PASSAGE PROVIDED –
※ ※ ※
Aled Hughes' private consultancy business (aledhughes.ie) is currently oversubscribed with children who need to get fitter. He says focus on exercise has changed in education.
"Physical education in primary schools in Ireland is not as strong as it could be," he explains.
"Yes, it needs to be fun, but we don't challenge the majority on their physical fitness capabilities. We need to bring the PE curriculum into the 21st Century by giving teachers tools to challenge and test the children within a school academic year."
Nutrionist Heather Leeson from Positive Nutrition (positivenutrition.ie) runs a Fat Around the Middle course aimed at changing eating habits and reducing abdominal obesity. She says we also have a major problem understanding the labels on many new products, particularly when it comes to sugar.
She says: "While many people are aware that they need to cut down on treats, they are not aware of the high levels of sugar in convenience foods.
"A healthy-looking low-fat or diet yogurt could contain as many as seven or eight teaspoons of sugar per pot and many breakfast cereals have as much sugar as a chocolate bar."
But is Ireland more at fault than other nations? The WHO rated Greece, Portugal, Ireland and Spain as having the highest proportion of overweight 11-year-olds.
The Organisation's director for Europe, Zsuzanna Jakab, says it's because being overweight has become normalised as has a culture of convenience, high fat food.
But Ireland's history may also be conspiring against our nation's waistlines. "We're not that many generations removed from going through a famine," says Professor O'Shea. "Starvation was the ultimate threat and those who survived did so by storing energy – we now have a population that is very good at storing energy."
※ ※ ※
MATERIAL SUPPLIED –
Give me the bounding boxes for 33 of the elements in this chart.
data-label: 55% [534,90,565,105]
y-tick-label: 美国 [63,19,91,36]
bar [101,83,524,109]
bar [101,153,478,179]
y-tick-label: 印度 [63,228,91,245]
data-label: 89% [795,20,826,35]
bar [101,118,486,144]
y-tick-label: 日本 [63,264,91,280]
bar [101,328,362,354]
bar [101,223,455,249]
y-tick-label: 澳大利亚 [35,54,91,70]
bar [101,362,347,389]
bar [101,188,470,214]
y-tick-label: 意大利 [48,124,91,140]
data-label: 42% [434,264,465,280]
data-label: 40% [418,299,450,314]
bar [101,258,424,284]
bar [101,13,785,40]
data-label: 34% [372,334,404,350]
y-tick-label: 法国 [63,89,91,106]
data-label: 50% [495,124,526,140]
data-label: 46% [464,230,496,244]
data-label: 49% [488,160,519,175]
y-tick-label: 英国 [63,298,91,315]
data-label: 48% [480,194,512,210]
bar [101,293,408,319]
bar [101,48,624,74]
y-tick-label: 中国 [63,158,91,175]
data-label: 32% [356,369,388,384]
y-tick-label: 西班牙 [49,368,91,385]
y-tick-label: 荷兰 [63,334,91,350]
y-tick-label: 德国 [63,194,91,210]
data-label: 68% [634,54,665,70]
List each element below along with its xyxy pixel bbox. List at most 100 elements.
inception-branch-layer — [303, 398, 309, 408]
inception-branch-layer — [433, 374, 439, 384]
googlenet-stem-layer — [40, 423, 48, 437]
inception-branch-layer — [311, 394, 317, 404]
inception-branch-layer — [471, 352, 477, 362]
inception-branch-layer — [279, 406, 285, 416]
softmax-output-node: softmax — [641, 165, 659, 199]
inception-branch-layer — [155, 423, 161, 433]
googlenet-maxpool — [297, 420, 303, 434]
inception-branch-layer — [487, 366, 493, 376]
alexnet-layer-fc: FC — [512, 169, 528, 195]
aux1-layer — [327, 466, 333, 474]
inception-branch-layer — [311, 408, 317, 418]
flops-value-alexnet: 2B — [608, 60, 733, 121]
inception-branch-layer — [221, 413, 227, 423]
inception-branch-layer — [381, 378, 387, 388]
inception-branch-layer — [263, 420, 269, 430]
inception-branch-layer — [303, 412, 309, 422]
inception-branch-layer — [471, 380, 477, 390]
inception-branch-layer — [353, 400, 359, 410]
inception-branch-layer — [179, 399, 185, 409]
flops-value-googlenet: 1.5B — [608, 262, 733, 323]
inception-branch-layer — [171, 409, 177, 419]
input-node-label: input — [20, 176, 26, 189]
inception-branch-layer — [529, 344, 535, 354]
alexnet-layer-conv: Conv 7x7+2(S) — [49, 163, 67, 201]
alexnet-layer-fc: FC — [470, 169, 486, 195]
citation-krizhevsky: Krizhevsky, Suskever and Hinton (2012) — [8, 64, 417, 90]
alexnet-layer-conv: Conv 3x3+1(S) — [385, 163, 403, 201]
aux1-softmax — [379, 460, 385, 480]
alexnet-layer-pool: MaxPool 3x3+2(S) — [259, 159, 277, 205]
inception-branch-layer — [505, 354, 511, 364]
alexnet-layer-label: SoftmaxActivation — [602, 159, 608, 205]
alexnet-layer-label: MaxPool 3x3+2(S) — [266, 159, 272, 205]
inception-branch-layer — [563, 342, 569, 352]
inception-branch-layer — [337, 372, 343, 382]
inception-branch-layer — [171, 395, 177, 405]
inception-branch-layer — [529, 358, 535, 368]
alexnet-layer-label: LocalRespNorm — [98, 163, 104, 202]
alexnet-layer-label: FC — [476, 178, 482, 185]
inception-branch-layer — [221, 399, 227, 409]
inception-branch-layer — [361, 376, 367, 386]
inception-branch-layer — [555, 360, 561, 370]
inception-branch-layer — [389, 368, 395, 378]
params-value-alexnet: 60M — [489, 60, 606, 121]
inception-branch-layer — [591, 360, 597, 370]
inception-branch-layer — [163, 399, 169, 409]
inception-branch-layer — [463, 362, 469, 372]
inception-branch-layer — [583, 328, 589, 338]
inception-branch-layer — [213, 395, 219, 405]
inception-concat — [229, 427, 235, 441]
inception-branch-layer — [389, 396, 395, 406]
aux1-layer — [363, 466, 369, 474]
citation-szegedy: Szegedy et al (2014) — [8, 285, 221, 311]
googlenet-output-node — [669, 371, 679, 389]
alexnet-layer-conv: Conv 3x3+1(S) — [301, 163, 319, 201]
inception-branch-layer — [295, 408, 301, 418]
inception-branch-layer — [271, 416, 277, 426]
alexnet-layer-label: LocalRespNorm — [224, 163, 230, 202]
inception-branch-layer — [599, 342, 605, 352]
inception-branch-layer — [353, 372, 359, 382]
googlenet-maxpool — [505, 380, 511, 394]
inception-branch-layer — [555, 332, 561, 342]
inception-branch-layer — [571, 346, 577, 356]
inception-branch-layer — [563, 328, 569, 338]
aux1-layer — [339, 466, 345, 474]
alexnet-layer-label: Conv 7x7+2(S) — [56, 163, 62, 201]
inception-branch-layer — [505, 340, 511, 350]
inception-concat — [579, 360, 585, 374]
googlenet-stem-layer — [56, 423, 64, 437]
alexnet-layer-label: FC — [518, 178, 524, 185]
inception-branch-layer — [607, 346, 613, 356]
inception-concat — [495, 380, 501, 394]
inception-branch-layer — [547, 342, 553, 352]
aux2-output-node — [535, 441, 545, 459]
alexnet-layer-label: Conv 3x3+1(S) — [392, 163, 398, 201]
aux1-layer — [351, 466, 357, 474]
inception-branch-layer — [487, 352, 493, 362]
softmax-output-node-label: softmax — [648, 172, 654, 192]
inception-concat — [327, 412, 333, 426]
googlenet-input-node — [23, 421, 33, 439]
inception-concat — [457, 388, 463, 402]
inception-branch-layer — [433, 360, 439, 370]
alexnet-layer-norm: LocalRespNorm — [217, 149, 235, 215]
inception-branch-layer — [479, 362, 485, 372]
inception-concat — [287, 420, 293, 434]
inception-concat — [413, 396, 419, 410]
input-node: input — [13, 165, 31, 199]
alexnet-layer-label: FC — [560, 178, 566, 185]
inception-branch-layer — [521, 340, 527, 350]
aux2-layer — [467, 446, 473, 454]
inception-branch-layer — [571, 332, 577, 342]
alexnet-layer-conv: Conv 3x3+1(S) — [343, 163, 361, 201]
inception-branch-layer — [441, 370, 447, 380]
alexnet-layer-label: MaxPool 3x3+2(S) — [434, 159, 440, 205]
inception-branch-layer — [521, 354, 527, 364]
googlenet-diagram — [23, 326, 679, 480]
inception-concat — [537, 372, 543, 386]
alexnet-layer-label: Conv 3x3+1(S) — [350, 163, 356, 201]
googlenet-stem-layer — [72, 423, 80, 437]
※ ※ ※
QUESTIONS TO ANSWER –
[1] Rewrite the passage on children's weight in Ireland from "Nutrionist Heather Leeson" to "in convenience foods.", changing "abdominal obesity" to "excess belly fat".
[2] Carry the passage on children's weight in Ireland forward from its final sentence.
The rows come from a separate source and are unrelated to the passage on children's weight in Ireland.

ANSWERS TO THIS EXERCISE –
[1]
Nutrionist Heather Leeson from Positive Nutrition (positivenutrition.ie) runs a Fat Around the Middle course aimed at changing eating habits and reducing excess belly fat. She says we also have a major problem understanding the labels on many new products, particularly when it comes to sugar.
She says: "While many people are aware that they need to cut down on treats, they are not aware of the high levels of sugar in convenience foods.

[2]
We've also turned into a nation of chocoholics with a 2012 report by Food from Britain showing that Ireland has the highest per capita consumption of chocolate in the world, with approximately 24.7lb of chocolate gobbled down each year, per person.
"Junk food and sugar-laden snacks are more widely available here than in other European countries," says Heather Leeson. "This means there is much more temptation for even the most committed of healthy eaters, whether you are buying the paper or filling up the car."
Unfortunately it's the sweet treats that are making us fat. "Abdominal obesity is fuelled by a high sugar diet," adds Leeson. "Having a muffin or scone with your coffee every morning isn't a treat. It's an unhealthy habit that could cause you to gain up to a stone in a year."
Paradoxically another cause of our obesity is societal pressures to be super-svelte.
"We've done psychological evaluations at the clinic and found that overweight people often score highly on 'perfectionist'," says Professor O'Shea.
"There's an attitude that 'if I can't be spot on then why bother?' but we have to try and educate people in the importance of modest change and dedicate more resources towards promoting healthy eating and cooking because the reality is obesity is a preventable disease that we're allowing to kill thousands of people."
HOW THE STARS STAY SLIM
"For me, staying in shape is about controlling portion size ... I don't deny myself foods I love, like cheese and pizza, but if I want to drop a couple of pounds, I'll reduce the portion size of everything I eat."
Colin Farrell (on getting in shape for Total Recall)
"I ate lots of greens and chicken, I didn't order dessert for four months. I stayed off sugar and got myself on the treadmill."
"I'm not into any fad eating regimes, I just eat well and avoid bad foods."
"I tend to do boxing training: jump rope, focus mitts, heavy bag, push ups, reps, high intensity."
"I walk everywhere which saves me money on transport and that's how I get my exercise."
"If you tell yourself you can't have something, it doesn't work.
Your mind is stronger than your body and before you know it, you've got a bucket in your hands.
"I wish I'd known when I was young that if you just eat healthy, wholefoods you can eat any amount you like and you'll be fine."